(Records in a dataset)
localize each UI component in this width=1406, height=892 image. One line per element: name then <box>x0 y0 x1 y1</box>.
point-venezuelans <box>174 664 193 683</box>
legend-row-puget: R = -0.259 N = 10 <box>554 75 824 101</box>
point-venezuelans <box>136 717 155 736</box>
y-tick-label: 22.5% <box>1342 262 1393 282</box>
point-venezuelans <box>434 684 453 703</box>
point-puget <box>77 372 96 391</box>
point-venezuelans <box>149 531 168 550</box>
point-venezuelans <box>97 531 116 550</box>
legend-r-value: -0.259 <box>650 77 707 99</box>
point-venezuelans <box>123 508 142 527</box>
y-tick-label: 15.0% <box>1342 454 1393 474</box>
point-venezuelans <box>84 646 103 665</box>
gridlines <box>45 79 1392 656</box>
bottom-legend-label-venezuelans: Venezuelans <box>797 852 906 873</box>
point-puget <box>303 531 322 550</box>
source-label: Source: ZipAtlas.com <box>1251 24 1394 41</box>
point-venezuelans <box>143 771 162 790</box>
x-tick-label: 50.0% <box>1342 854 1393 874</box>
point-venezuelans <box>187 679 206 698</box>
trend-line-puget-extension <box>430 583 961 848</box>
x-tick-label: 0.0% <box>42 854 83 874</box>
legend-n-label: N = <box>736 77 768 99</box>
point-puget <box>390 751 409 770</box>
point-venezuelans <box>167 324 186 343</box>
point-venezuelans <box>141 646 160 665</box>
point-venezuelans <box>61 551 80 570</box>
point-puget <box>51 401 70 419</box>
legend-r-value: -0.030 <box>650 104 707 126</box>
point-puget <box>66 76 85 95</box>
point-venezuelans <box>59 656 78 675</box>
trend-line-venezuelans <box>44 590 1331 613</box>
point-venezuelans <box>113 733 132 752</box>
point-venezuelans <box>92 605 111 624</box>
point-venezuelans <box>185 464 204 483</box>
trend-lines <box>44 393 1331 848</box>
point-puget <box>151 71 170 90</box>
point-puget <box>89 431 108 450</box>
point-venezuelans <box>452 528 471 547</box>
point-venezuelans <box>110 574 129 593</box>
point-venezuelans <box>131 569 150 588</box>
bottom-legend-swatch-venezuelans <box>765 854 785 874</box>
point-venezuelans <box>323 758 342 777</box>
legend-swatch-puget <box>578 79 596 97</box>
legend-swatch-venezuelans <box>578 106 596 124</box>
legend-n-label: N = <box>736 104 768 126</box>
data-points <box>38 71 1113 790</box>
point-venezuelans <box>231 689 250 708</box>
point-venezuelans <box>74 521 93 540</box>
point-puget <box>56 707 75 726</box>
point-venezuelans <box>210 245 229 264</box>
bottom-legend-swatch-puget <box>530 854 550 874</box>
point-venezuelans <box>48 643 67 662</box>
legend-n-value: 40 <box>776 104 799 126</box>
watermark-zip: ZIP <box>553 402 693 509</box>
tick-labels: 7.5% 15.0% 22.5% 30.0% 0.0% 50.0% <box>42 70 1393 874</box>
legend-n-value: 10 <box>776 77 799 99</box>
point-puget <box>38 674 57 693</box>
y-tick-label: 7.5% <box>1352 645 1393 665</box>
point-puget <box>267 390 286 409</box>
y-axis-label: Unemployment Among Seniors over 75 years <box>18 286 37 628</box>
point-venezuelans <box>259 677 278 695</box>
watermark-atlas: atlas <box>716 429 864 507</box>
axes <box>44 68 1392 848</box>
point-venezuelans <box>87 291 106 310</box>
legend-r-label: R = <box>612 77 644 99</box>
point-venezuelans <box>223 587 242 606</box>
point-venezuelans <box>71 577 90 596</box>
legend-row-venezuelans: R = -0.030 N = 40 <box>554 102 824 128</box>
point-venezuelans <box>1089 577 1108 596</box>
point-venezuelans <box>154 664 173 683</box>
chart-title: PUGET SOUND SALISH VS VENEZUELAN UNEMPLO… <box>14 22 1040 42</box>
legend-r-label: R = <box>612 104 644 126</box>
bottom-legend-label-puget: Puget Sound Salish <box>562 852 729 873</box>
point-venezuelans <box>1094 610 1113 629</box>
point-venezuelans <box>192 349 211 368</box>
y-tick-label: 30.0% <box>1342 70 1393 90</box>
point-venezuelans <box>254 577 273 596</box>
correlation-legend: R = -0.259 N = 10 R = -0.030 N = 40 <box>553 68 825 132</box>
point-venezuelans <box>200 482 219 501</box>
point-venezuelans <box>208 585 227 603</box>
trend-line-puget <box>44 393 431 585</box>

◆ **Given exercise**
Swap "y-tick-label" for "vertical-axis-label" in the lines from the start of the material through the line with "point-puget <box>303 531 322 550</box>", both included. Reproduce those lines with every other part unchanged.

◆ **Solution**
localize each UI component in this width=1406, height=892 image. One line per element: name then <box>x0 y0 x1 y1</box>.
point-venezuelans <box>174 664 193 683</box>
legend-row-puget: R = -0.259 N = 10 <box>554 75 824 101</box>
point-venezuelans <box>136 717 155 736</box>
vertical-axis-label: 22.5% <box>1342 262 1393 282</box>
point-venezuelans <box>434 684 453 703</box>
point-puget <box>77 372 96 391</box>
point-venezuelans <box>149 531 168 550</box>
point-venezuelans <box>97 531 116 550</box>
legend-r-value: -0.259 <box>650 77 707 99</box>
point-venezuelans <box>123 508 142 527</box>
vertical-axis-label: 15.0% <box>1342 454 1393 474</box>
point-venezuelans <box>84 646 103 665</box>
gridlines <box>45 79 1392 656</box>
bottom-legend-label-venezuelans: Venezuelans <box>797 852 906 873</box>
point-puget <box>303 531 322 550</box>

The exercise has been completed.